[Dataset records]
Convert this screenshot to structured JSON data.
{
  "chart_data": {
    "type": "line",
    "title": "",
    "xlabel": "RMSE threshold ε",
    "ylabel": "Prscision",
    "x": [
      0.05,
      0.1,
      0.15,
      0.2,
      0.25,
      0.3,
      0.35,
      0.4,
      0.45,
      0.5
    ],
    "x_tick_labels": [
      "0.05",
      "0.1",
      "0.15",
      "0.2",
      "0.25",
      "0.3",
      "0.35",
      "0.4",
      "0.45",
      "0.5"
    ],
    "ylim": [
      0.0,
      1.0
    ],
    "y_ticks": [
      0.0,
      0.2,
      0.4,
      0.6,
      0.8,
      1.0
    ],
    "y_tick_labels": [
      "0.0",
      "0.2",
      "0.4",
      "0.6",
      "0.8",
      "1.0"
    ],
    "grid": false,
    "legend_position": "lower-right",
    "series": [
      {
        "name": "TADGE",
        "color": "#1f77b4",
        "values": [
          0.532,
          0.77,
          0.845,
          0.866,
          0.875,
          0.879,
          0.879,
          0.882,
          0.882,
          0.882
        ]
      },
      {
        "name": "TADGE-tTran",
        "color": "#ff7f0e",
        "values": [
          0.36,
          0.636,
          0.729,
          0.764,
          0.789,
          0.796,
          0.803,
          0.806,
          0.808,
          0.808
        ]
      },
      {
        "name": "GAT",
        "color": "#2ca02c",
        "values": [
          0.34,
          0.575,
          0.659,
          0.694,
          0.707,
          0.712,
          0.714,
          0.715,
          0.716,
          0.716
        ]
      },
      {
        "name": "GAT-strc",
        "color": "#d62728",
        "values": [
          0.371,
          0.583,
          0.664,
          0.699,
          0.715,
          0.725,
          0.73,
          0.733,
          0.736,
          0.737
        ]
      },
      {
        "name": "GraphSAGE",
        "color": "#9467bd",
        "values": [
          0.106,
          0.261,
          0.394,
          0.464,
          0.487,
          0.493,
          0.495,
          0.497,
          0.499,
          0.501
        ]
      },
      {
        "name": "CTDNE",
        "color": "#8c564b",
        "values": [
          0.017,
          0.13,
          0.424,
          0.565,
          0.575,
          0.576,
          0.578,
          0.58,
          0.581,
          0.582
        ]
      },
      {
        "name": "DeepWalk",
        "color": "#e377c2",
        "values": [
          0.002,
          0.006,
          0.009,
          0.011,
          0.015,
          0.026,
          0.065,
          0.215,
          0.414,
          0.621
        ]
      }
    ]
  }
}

Given request =>
Restate the listing above word for word.

Output for this task =>
Convert this screenshot to structured JSON data.
{
  "chart_data": {
    "type": "line",
    "title": "",
    "xlabel": "RMSE threshold ε",
    "ylabel": "Prscision",
    "x": [
      0.05,
      0.1,
      0.15,
      0.2,
      0.25,
      0.3,
      0.35,
      0.4,
      0.45,
      0.5
    ],
    "x_tick_labels": [
      "0.05",
      "0.1",
      "0.15",
      "0.2",
      "0.25",
      "0.3",
      "0.35",
      "0.4",
      "0.45",
      "0.5"
    ],
    "ylim": [
      0.0,
      1.0
    ],
    "y_ticks": [
      0.0,
      0.2,
      0.4,
      0.6,
      0.8,
      1.0
    ],
    "y_tick_labels": [
      "0.0",
      "0.2",
      "0.4",
      "0.6",
      "0.8",
      "1.0"
    ],
    "grid": false,
    "legend_position": "lower-right",
    "series": [
      {
        "name": "TADGE",
        "color": "#1f77b4",
        "values": [
          0.532,
          0.77,
          0.845,
          0.866,
          0.875,
          0.879,
          0.879,
          0.882,
          0.882,
          0.882
        ]
      },
      {
        "name": "TADGE-tTran",
        "color": "#ff7f0e",
        "values": [
          0.36,
          0.636,
          0.729,
          0.764,
          0.789,
          0.796,
          0.803,
          0.806,
          0.808,
          0.808
        ]
      },
      {
        "name": "GAT",
        "color": "#2ca02c",
        "values": [
          0.34,
          0.575,
          0.659,
          0.694,
          0.707,
          0.712,
          0.714,
          0.715,
          0.716,
          0.716
        ]
      },
      {
        "name": "GAT-strc",
        "color": "#d62728",
        "values": [
          0.371,
          0.583,
          0.664,
          0.699,
          0.715,
          0.725,
          0.73,
          0.733,
          0.736,
          0.737
        ]
      },
      {
        "name": "GraphSAGE",
        "color": "#9467bd",
        "values": [
          0.106,
          0.261,
          0.394,
          0.464,
          0.487,
          0.493,
          0.495,
          0.497,
          0.499,
          0.501
        ]
      },
      {
        "name": "CTDNE",
        "color": "#8c564b",
        "values": [
          0.017,
          0.13,
          0.424,
          0.565,
          0.575,
          0.576,
          0.578,
          0.58,
          0.581,
          0.582
        ]
      },
      {
        "name": "DeepWalk",
        "color": "#e377c2",
        "values": [
          0.002,
          0.006,
          0.009,
          0.011,
          0.015,
          0.026,
          0.065,
          0.215,
          0.414,
          0.621
        ]
      }
    ]
  }
}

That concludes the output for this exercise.